» **Given task**
Scan the data. Collect each line that contains the word "SDTVAR".

» **Working data**
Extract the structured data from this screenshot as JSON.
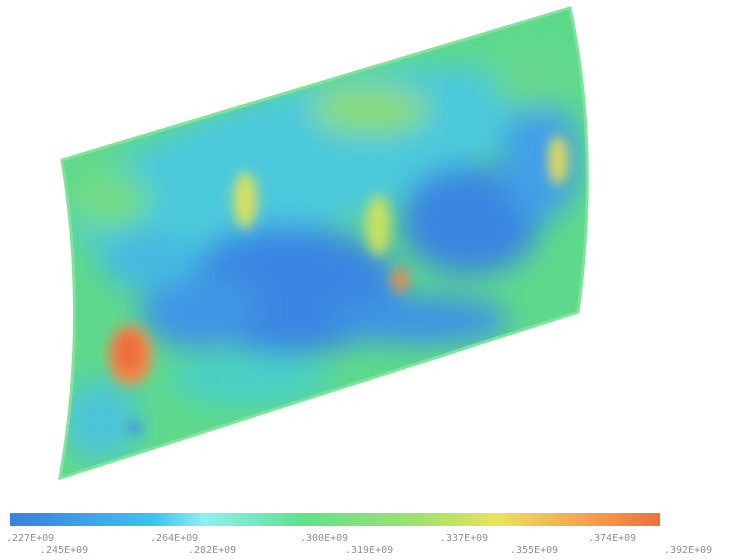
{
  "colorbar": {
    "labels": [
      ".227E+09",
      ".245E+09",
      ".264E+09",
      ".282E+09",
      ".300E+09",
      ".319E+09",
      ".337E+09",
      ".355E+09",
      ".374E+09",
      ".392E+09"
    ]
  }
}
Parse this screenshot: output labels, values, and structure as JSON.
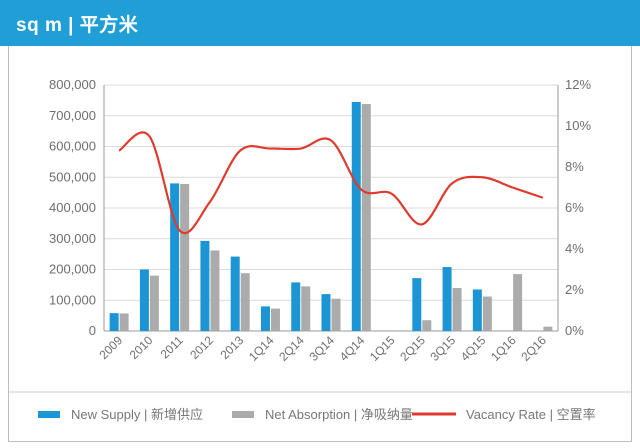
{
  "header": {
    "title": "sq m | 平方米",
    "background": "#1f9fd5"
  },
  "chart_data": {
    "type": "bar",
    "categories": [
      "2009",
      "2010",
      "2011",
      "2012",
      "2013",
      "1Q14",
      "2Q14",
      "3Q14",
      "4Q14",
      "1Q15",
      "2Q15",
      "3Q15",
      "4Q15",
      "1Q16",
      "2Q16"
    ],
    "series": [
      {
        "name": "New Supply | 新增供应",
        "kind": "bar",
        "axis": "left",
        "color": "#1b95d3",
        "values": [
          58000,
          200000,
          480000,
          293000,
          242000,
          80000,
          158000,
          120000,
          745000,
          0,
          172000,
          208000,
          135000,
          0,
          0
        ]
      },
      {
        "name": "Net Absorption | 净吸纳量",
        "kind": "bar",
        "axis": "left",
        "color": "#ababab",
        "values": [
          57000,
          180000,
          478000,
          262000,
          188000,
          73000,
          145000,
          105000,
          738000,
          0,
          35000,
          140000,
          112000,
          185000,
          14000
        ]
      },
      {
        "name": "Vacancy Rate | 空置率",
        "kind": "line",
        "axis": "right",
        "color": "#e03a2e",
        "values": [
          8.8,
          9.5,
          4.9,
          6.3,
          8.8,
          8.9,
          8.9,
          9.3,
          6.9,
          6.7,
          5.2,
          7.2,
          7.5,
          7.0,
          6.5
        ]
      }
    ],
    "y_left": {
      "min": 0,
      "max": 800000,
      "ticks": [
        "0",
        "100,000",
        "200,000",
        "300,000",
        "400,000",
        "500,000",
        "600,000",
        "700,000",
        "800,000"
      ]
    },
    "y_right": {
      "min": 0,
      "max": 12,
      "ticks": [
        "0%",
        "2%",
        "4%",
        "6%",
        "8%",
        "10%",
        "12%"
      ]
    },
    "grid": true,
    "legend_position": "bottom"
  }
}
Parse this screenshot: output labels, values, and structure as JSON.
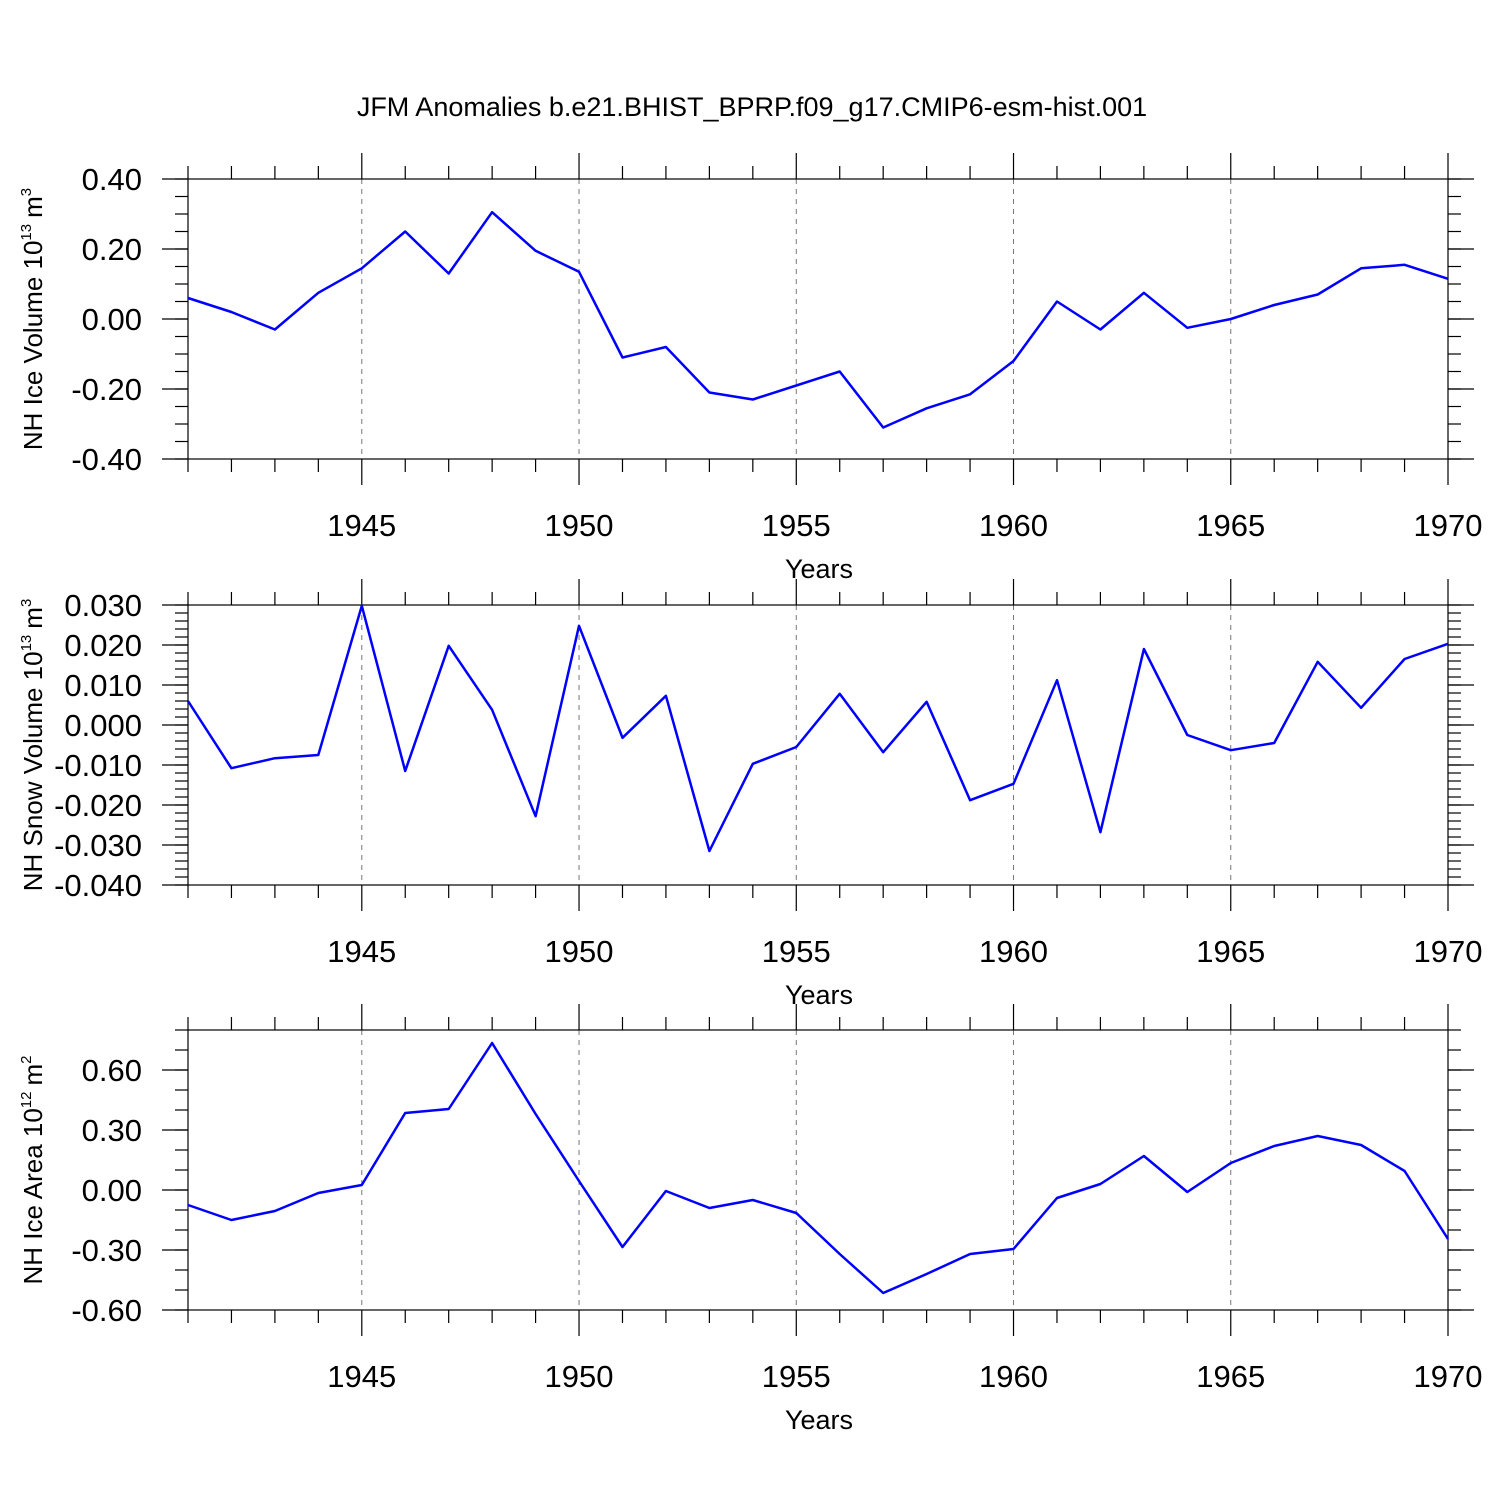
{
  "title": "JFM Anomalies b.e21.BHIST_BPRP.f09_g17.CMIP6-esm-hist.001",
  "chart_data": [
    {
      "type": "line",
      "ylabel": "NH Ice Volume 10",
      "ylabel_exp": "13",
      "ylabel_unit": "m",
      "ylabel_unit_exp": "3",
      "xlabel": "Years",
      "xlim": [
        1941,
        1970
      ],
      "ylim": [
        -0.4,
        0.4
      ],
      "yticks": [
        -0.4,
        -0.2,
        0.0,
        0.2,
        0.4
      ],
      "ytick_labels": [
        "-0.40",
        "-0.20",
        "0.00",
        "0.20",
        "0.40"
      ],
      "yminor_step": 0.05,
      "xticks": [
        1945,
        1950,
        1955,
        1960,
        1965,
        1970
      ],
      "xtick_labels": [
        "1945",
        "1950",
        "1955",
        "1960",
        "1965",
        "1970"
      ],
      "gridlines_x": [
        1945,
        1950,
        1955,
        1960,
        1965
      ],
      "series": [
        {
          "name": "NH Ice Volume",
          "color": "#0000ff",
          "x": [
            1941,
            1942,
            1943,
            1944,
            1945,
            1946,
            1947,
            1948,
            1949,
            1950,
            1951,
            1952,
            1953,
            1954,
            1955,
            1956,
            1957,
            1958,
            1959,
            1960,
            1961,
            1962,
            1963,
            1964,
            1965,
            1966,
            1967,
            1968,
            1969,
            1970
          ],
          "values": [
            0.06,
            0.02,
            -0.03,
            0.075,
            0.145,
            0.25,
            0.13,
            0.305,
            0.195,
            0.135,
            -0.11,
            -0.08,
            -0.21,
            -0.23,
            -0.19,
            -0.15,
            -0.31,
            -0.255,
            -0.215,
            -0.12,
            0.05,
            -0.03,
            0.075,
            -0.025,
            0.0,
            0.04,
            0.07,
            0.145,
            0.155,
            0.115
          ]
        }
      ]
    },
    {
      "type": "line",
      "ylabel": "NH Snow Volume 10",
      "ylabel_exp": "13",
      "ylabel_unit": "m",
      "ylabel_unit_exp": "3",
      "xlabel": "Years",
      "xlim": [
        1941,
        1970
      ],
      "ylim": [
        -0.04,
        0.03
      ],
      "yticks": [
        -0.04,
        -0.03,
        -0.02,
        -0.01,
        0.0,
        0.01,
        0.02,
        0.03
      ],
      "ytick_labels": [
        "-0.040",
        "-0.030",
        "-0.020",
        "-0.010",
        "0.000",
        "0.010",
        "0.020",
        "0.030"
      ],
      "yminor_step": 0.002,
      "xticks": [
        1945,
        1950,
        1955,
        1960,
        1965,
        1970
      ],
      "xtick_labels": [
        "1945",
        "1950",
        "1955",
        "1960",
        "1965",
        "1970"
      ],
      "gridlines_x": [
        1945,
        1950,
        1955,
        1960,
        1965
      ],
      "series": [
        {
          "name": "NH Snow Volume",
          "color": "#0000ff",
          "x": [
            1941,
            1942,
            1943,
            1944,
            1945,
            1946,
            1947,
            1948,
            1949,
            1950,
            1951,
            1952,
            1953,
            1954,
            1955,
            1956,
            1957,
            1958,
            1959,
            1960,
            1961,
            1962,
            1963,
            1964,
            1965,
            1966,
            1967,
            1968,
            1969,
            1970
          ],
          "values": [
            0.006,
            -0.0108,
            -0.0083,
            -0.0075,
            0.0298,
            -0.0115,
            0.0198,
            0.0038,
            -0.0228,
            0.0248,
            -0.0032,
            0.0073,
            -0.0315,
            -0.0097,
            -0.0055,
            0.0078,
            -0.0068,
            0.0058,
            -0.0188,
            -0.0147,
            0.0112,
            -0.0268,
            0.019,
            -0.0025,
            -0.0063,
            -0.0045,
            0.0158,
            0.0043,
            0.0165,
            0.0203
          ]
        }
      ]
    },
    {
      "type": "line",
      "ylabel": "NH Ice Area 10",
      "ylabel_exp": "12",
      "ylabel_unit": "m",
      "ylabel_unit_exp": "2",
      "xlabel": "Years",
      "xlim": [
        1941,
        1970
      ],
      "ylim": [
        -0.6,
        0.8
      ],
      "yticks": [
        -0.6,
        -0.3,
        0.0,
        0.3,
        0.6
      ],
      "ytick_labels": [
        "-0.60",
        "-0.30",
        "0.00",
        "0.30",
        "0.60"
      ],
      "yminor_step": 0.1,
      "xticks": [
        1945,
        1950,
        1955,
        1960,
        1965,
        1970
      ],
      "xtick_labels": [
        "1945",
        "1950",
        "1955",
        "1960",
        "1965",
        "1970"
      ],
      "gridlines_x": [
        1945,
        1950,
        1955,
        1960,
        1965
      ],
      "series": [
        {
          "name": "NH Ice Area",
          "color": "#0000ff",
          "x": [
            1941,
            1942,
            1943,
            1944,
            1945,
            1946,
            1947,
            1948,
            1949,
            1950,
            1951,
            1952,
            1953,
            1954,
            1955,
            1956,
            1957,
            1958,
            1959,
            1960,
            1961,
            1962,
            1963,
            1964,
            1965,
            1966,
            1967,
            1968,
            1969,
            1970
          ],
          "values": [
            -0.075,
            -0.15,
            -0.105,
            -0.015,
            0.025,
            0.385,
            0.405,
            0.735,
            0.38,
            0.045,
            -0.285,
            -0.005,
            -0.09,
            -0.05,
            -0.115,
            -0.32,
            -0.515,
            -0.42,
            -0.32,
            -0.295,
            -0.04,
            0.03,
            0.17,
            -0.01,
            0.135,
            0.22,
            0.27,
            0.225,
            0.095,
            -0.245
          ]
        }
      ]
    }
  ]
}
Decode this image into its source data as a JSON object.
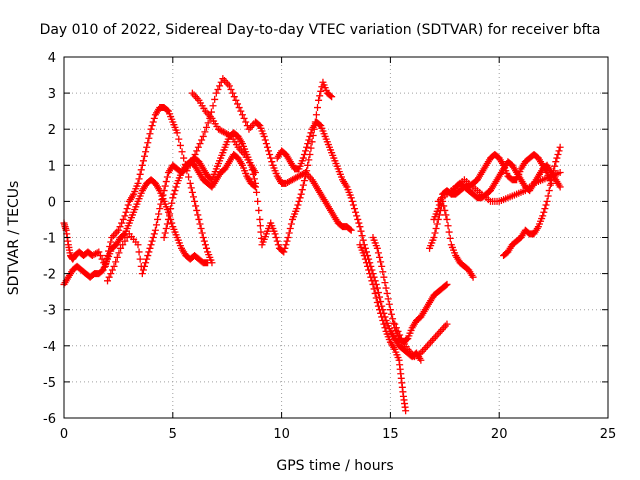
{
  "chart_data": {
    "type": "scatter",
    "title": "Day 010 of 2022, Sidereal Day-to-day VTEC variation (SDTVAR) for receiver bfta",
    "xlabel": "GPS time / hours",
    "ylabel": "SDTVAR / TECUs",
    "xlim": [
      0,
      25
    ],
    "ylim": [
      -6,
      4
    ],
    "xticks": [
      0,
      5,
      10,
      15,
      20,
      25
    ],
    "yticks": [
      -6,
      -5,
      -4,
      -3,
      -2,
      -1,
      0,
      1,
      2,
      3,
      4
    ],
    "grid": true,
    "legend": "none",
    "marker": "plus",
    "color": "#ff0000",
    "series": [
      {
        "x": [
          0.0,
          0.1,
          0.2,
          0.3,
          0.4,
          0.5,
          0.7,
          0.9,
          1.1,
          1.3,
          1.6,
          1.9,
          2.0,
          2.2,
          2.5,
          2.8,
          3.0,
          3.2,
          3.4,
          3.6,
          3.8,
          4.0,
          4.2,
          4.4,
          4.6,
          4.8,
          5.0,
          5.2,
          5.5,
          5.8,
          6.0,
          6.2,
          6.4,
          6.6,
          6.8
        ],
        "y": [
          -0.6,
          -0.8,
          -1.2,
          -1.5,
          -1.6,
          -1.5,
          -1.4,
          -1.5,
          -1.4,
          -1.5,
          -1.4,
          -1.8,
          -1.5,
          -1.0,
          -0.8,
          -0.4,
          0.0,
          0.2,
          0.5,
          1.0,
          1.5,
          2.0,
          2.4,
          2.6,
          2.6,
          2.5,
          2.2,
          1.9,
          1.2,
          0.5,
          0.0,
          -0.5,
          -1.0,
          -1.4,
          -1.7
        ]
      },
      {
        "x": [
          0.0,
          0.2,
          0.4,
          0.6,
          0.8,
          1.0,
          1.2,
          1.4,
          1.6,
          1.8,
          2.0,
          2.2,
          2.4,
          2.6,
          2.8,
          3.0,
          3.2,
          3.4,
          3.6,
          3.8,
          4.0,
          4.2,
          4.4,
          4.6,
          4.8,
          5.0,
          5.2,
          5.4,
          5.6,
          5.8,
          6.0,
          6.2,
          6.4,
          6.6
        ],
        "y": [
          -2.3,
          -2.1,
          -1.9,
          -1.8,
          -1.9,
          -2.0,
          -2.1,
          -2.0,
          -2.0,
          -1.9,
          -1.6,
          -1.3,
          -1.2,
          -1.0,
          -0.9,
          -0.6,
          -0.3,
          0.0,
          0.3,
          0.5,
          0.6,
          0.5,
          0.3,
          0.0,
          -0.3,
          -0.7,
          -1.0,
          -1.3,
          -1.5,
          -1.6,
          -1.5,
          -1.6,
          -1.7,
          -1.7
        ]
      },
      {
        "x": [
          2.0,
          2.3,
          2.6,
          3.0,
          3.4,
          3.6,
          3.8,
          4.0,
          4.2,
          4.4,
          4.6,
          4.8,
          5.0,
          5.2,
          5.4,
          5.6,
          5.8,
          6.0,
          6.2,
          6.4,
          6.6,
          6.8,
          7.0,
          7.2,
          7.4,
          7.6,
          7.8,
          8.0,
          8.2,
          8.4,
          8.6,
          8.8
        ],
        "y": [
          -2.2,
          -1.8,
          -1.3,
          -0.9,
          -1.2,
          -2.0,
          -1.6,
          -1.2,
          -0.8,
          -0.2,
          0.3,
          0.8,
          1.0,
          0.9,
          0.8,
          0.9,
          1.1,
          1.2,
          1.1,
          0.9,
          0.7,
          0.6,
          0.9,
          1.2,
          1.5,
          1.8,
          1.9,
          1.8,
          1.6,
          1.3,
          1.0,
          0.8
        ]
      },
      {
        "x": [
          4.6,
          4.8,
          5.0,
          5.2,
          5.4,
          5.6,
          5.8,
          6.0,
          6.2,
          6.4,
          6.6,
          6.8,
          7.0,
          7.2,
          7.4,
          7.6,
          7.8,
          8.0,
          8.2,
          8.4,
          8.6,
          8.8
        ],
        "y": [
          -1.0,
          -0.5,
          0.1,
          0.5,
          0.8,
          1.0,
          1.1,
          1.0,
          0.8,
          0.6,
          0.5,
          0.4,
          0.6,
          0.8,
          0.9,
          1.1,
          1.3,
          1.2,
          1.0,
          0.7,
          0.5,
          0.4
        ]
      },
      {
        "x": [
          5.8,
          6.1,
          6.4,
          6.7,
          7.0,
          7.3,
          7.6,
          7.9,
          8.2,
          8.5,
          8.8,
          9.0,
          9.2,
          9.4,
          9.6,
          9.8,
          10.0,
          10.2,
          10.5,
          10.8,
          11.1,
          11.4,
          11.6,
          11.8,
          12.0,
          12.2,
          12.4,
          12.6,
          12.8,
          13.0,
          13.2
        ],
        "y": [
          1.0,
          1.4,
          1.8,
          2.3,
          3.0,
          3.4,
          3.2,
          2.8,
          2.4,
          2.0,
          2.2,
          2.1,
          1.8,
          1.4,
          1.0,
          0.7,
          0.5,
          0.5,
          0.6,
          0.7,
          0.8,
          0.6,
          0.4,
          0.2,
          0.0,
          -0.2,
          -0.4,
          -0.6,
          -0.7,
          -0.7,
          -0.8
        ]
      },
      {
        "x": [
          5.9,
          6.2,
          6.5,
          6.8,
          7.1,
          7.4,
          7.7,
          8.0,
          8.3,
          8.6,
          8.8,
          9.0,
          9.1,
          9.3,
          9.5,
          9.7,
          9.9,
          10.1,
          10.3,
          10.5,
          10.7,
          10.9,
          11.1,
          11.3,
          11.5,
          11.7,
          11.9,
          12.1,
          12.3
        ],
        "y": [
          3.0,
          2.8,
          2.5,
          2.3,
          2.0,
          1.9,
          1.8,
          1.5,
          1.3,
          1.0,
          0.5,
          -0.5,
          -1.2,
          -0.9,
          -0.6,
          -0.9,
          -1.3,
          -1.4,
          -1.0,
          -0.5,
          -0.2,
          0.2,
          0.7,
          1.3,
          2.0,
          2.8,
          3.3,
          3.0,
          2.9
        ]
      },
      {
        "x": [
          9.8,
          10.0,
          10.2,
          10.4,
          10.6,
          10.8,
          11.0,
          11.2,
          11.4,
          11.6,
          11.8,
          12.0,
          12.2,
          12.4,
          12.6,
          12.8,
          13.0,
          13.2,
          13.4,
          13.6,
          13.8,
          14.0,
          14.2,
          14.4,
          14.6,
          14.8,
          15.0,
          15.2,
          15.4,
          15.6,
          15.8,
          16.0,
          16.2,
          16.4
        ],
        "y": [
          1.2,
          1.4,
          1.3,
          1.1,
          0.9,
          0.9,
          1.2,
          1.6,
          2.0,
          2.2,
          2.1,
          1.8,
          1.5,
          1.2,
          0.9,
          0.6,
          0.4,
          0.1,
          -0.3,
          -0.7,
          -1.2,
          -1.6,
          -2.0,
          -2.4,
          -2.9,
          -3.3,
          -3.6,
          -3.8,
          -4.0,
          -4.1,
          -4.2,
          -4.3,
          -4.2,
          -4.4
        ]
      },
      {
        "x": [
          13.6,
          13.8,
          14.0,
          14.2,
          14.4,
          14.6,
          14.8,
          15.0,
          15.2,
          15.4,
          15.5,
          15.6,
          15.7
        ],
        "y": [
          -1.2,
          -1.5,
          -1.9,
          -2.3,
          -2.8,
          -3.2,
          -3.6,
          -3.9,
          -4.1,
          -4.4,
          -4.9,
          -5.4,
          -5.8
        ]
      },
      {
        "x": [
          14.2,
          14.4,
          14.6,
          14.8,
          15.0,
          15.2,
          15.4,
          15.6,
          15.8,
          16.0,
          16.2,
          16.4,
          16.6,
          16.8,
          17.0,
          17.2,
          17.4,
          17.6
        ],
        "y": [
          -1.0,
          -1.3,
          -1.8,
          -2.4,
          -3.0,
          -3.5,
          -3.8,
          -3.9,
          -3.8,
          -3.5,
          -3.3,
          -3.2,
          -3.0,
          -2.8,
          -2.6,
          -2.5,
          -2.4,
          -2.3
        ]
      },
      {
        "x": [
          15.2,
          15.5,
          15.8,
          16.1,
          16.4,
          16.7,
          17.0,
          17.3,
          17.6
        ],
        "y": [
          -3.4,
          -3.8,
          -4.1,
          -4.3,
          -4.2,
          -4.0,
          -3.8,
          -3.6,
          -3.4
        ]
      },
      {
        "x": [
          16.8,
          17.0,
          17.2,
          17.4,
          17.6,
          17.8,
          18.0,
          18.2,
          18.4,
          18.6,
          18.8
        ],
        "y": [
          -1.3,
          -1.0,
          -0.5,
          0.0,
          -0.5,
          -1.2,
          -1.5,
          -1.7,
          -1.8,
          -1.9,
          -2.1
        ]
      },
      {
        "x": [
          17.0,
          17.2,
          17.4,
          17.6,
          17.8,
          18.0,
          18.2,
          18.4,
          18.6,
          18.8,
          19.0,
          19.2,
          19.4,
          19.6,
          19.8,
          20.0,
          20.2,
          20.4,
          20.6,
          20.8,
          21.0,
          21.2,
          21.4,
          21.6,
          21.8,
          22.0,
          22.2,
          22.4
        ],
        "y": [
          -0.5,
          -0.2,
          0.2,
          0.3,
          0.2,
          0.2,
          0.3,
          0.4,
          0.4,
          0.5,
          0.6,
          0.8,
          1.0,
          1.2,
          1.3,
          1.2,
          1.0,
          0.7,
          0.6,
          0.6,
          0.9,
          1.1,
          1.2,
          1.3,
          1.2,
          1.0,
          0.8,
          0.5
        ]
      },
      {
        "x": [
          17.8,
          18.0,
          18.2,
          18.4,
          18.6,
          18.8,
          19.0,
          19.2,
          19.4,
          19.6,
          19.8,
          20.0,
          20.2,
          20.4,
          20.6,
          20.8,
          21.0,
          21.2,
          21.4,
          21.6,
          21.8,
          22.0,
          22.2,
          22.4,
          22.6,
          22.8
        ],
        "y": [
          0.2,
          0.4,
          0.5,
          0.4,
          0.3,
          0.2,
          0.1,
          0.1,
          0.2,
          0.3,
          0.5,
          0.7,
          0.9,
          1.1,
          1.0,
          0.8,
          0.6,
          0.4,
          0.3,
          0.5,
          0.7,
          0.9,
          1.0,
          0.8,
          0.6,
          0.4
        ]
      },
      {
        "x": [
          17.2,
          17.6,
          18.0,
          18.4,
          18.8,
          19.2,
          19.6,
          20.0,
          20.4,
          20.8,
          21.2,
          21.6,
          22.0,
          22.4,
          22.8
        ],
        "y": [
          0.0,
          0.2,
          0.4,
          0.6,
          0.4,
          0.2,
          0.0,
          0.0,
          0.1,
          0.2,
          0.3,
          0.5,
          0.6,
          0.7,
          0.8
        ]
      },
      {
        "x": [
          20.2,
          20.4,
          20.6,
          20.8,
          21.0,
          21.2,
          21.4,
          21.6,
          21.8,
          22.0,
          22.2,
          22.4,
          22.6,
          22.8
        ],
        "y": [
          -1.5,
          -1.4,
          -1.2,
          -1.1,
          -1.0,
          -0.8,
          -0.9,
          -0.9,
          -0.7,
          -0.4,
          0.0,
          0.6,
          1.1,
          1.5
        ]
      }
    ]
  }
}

» **Expected output**
    "title": "Day 010 of 2022, Sidereal Day-to-day VTEC variation (SDTVAR) for receiver bfta",
    "ylabel": "SDTVAR / TECUs",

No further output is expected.